**JOB**
Copy, from the entries below, each line in which the string "年国内粗钢供需平衡表" appears.

Records about charts and figures

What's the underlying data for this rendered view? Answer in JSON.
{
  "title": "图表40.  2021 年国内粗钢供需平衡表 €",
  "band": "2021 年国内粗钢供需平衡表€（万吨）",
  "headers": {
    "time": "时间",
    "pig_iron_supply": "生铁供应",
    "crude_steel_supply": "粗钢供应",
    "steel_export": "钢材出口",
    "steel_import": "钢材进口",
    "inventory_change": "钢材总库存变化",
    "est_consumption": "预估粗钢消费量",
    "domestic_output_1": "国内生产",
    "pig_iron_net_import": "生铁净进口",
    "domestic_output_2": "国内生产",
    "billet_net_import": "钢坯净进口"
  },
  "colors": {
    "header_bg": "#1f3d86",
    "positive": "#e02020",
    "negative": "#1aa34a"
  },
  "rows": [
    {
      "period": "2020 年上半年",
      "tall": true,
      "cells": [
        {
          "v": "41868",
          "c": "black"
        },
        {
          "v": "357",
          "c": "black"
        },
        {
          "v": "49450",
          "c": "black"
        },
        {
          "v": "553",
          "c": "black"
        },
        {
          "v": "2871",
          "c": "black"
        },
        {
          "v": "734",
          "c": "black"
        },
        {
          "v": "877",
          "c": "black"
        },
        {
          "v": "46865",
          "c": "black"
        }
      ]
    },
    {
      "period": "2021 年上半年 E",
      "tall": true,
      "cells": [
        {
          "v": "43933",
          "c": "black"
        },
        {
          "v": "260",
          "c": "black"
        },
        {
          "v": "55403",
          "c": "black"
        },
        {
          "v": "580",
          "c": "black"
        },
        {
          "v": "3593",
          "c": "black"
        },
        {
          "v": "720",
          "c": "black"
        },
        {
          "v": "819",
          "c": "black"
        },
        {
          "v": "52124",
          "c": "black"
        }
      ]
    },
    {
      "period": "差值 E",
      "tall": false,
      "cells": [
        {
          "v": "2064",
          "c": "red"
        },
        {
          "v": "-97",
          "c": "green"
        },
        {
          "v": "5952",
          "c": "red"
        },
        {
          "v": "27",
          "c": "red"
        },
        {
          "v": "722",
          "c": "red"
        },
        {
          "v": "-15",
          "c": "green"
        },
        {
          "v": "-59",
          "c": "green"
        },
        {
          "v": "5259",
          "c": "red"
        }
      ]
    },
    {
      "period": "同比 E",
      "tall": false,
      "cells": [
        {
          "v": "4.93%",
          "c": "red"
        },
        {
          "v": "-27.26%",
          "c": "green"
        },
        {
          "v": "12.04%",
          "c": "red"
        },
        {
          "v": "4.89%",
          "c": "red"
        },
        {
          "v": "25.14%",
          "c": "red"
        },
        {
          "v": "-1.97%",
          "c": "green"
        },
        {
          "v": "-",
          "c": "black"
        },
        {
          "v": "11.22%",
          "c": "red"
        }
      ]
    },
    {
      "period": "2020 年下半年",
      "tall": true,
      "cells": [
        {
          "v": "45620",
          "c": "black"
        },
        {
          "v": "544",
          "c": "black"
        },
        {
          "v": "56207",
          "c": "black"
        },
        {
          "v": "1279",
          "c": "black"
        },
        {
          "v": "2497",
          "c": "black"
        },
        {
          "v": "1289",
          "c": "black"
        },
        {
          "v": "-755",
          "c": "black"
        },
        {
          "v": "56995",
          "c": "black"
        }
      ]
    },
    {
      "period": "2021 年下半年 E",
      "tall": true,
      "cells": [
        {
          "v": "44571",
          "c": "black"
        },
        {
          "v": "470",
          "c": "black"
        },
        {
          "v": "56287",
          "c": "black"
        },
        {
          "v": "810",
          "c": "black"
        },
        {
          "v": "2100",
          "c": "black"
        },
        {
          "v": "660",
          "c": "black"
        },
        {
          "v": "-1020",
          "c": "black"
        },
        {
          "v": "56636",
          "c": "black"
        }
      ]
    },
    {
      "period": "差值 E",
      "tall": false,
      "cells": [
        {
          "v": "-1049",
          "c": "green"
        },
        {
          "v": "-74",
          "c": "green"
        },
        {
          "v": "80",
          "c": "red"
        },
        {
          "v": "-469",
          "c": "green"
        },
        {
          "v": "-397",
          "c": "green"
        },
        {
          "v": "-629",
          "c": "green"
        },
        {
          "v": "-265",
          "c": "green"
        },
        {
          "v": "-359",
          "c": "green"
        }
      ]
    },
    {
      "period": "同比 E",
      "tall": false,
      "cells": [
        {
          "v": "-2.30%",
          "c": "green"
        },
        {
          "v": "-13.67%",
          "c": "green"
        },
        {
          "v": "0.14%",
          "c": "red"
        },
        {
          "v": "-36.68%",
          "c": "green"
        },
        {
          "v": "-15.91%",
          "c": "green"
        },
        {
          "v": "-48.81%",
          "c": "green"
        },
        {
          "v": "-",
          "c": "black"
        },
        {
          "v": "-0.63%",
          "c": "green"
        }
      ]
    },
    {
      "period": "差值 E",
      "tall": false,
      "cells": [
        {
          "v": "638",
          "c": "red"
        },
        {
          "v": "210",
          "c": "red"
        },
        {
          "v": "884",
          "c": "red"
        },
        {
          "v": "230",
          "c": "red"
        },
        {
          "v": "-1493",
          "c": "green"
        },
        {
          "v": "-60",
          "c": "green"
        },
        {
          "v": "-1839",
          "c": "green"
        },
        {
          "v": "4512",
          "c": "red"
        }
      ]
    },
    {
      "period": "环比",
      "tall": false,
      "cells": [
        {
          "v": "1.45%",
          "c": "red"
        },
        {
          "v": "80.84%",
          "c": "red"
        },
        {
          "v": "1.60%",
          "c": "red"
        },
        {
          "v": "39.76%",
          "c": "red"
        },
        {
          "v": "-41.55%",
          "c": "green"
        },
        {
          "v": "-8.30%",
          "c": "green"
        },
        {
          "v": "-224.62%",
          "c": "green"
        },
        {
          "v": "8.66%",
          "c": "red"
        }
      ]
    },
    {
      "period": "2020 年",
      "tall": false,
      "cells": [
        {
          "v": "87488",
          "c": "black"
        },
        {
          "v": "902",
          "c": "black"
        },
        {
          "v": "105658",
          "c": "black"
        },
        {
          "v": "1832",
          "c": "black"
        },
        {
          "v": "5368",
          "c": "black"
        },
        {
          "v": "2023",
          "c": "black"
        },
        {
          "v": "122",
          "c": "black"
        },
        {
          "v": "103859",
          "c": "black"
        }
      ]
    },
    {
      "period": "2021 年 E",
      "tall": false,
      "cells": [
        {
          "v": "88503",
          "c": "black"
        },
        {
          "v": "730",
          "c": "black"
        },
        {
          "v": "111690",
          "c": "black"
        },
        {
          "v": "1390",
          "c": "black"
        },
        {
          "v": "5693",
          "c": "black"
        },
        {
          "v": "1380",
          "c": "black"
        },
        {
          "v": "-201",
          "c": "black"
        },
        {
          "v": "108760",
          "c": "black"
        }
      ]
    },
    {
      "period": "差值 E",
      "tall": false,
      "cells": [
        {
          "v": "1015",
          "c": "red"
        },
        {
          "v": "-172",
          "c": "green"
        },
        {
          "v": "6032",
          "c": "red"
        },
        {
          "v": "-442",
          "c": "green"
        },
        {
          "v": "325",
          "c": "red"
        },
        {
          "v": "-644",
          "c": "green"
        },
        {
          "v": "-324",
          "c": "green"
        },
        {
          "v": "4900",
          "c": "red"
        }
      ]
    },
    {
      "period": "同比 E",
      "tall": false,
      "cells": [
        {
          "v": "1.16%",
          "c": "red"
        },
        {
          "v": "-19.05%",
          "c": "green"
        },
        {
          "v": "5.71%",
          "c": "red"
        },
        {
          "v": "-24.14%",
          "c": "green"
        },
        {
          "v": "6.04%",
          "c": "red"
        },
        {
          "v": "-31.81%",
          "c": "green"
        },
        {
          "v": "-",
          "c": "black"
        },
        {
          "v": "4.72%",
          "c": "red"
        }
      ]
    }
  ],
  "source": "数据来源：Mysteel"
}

**SOLVED EXERCISE**
  "title": "图表40.  2021 年国内粗钢供需平衡表 €",
  "band": "2021 年国内粗钢供需平衡表€（万吨）",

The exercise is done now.